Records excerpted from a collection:
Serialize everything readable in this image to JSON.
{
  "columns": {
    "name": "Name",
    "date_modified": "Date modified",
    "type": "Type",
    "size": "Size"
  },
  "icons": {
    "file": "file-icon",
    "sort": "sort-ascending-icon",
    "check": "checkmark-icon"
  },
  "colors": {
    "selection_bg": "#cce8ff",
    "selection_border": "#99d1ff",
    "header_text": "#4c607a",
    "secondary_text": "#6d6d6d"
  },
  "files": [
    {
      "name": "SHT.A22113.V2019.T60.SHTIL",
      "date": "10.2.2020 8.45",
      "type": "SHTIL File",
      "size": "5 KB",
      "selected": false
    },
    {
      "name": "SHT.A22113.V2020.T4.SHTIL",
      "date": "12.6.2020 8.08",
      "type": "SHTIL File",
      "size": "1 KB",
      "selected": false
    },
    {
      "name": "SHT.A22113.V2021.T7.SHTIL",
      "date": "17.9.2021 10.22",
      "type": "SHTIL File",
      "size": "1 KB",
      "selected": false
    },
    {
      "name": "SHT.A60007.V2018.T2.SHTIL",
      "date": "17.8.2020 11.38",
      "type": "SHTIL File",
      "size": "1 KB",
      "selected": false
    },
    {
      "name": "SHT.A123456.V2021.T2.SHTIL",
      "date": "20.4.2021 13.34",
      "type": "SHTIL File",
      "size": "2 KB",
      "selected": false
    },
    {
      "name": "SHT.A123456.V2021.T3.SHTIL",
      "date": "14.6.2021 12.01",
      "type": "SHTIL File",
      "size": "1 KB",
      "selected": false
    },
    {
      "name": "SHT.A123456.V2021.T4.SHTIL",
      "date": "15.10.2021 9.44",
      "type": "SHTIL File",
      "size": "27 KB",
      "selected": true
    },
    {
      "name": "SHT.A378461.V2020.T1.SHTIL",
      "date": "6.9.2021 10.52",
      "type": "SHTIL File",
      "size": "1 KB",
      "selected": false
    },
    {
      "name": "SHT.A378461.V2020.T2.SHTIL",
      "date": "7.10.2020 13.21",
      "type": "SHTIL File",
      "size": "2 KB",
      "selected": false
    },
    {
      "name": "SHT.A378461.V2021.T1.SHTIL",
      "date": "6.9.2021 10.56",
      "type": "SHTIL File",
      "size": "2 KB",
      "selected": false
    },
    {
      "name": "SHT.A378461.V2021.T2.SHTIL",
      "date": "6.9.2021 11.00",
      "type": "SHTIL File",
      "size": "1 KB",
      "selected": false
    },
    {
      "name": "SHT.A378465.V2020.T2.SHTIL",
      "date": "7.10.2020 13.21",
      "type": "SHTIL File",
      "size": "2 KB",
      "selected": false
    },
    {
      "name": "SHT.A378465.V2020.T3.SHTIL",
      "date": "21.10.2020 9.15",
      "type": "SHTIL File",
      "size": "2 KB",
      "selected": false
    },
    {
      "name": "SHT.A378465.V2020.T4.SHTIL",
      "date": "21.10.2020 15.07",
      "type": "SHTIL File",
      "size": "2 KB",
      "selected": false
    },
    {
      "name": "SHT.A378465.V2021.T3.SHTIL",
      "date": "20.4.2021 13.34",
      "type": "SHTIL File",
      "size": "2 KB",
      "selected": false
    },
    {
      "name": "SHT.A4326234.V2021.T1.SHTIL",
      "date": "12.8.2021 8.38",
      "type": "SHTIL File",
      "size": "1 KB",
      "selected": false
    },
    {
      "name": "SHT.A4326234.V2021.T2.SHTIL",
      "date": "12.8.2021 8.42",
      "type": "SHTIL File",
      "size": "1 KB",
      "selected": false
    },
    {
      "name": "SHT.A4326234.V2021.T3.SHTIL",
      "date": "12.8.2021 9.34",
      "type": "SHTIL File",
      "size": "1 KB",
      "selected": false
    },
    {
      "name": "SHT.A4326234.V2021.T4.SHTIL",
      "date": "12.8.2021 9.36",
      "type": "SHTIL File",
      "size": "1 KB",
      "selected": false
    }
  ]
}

- Set task
Transcribe the whole listing exactly.

- Exercise answer
Serialize everything readable in this image to JSON.
{
  "columns": {
    "name": "Name",
    "date_modified": "Date modified",
    "type": "Type",
    "size": "Size"
  },
  "icons": {
    "file": "file-icon",
    "sort": "sort-ascending-icon",
    "check": "checkmark-icon"
  },
  "colors": {
    "selection_bg": "#cce8ff",
    "selection_border": "#99d1ff",
    "header_text": "#4c607a",
    "secondary_text": "#6d6d6d"
  },
  "files": [
    {
      "name": "SHT.A22113.V2019.T60.SHTIL",
      "date": "10.2.2020 8.45",
      "type": "SHTIL File",
      "size": "5 KB",
      "selected": false
    },
    {
      "name": "SHT.A22113.V2020.T4.SHTIL",
      "date": "12.6.2020 8.08",
      "type": "SHTIL File",
      "size": "1 KB",
      "selected": false
    },
    {
      "name": "SHT.A22113.V2021.T7.SHTIL",
      "date": "17.9.2021 10.22",
      "type": "SHTIL File",
      "size": "1 KB",
      "selected": false
    },
    {
      "name": "SHT.A60007.V2018.T2.SHTIL",
      "date": "17.8.2020 11.38",
      "type": "SHTIL File",
      "size": "1 KB",
      "selected": false
    },
    {
      "name": "SHT.A123456.V2021.T2.SHTIL",
      "date": "20.4.2021 13.34",
      "type": "SHTIL File",
      "size": "2 KB",
      "selected": false
    },
    {
      "name": "SHT.A123456.V2021.T3.SHTIL",
      "date": "14.6.2021 12.01",
      "type": "SHTIL File",
      "size": "1 KB",
      "selected": false
    },
    {
      "name": "SHT.A123456.V2021.T4.SHTIL",
      "date": "15.10.2021 9.44",
      "type": "SHTIL File",
      "size": "27 KB",
      "selected": true
    },
    {
      "name": "SHT.A378461.V2020.T1.SHTIL",
      "date": "6.9.2021 10.52",
      "type": "SHTIL File",
      "size": "1 KB",
      "selected": false
    },
    {
      "name": "SHT.A378461.V2020.T2.SHTIL",
      "date": "7.10.2020 13.21",
      "type": "SHTIL File",
      "size": "2 KB",
      "selected": false
    },
    {
      "name": "SHT.A378461.V2021.T1.SHTIL",
      "date": "6.9.2021 10.56",
      "type": "SHTIL File",
      "size": "2 KB",
      "selected": false
    },
    {
      "name": "SHT.A378461.V2021.T2.SHTIL",
      "date": "6.9.2021 11.00",
      "type": "SHTIL File",
      "size": "1 KB",
      "selected": false
    },
    {
      "name": "SHT.A378465.V2020.T2.SHTIL",
      "date": "7.10.2020 13.21",
      "type": "SHTIL File",
      "size": "2 KB",
      "selected": false
    },
    {
      "name": "SHT.A378465.V2020.T3.SHTIL",
      "date": "21.10.2020 9.15",
      "type": "SHTIL File",
      "size": "2 KB",
      "selected": false
    },
    {
      "name": "SHT.A378465.V2020.T4.SHTIL",
      "date": "21.10.2020 15.07",
      "type": "SHTIL File",
      "size": "2 KB",
      "selected": false
    },
    {
      "name": "SHT.A378465.V2021.T3.SHTIL",
      "date": "20.4.2021 13.34",
      "type": "SHTIL File",
      "size": "2 KB",
      "selected": false
    },
    {
      "name": "SHT.A4326234.V2021.T1.SHTIL",
      "date": "12.8.2021 8.38",
      "type": "SHTIL File",
      "size": "1 KB",
      "selected": false
    },
    {
      "name": "SHT.A4326234.V2021.T2.SHTIL",
      "date": "12.8.2021 8.42",
      "type": "SHTIL File",
      "size": "1 KB",
      "selected": false
    },
    {
      "name": "SHT.A4326234.V2021.T3.SHTIL",
      "date": "12.8.2021 9.34",
      "type": "SHTIL File",
      "size": "1 KB",
      "selected": false
    },
    {
      "name": "SHT.A4326234.V2021.T4.SHTIL",
      "date": "12.8.2021 9.36",
      "type": "SHTIL File",
      "size": "1 KB",
      "selected": false
    }
  ]
}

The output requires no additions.